Directive 1>
Rewrite the part of the records that runs from their first line through the line containing "site-logo[interactable]: y (305, 71, 337, 115)", inclusive, as a numbered list, leaving out blank lines.

Extract>
+-------+

I need to consume a rather large amounts of data from a daily CSV file. The CSV contains around 120K records. This is slowing to a crawl when using hibernate. Basically, it seems hibernate is doing a SELECT before every single INSERT (or UPDATE) when using saveOrUpdate(); for every instance being persisted with saveOrUpdate(), a SELECT is issued before the actual INSERT or a UPDATE. I can understand why it's doing this, but its terribly inefficient for doing bulk processing, and I'm looking for alternatives
I'm confident that the performance issue lies with the way I'm using hibernate for this, since I got another version working with native SQL (that parses the CSV in the excat same manner) and its literally running circles around this new version)
So, to the actual question, does a hibernate alternative to mysqls "INSERT ... ON DUPLICATE" syntax exist?
Or, if i choose to do native SQL for this, can I do native SQL within a hibernate transaction? Meaning, will it support commit/rollbacks?
There are many possible bottlenecks in to bulk operations. The best approach depends heavily on what your data looks like. Have a look at the Hibernate Manual section on batch processing.
At a minimum, make sure you are using the following pattern (copied from the manual):
Session session = sessionFactory.openSession();
Transaction tx = session.beginTransaction();
for ( int i=0; i<100000; i++ ) {
Customer customer = new Customer(.....);
session.save(customer);
if ( i % 20 == 0 ) { //20, same as the JDBC batch size
//flush a batch of inserts and release memory:
session.flush();
session.clear();
}
}
tx.commit();
session.close();
If you are mapping a flat file to a very complex object graph you may have to get more creative, but the basic principal is that you have to find a balance between pushing good sized chunks of data to the database with each flush/commit and avoiding exploding the size of the session level cache.

+-------+

Data>
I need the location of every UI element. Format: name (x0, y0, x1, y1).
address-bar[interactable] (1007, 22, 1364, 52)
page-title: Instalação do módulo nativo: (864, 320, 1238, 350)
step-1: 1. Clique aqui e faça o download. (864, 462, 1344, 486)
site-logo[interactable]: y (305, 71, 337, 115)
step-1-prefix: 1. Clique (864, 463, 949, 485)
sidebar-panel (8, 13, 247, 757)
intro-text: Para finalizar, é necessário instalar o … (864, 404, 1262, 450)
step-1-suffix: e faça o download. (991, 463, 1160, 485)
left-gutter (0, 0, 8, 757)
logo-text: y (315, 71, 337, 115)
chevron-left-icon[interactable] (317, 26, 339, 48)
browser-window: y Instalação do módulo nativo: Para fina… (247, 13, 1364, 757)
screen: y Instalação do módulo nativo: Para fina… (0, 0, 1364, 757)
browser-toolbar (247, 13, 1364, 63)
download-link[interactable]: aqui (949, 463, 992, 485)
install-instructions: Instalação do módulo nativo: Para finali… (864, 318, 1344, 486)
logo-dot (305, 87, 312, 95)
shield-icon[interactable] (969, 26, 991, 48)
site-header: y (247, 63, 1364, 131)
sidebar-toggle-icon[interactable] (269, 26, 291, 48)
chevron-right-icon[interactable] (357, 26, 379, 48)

+-------+

Directive 2>
In the Hibernate thread, about how many records does the daily CSV file contain?

Exercise result 1>
1. I need the location of every UI element. Format: name (x0, y0, x1, y1).
2. address-bar[interactable] (1007, 22, 1364, 52)
3. page-title: Instalação do módulo nativo: (864, 320, 1238, 350)
4. step-1: 1. Clique aqui e faça o download. (864, 462, 1344, 486)
5. site-logo[interactable]: y (305, 71, 337, 115)

Exercise result 2>
Around 120K records.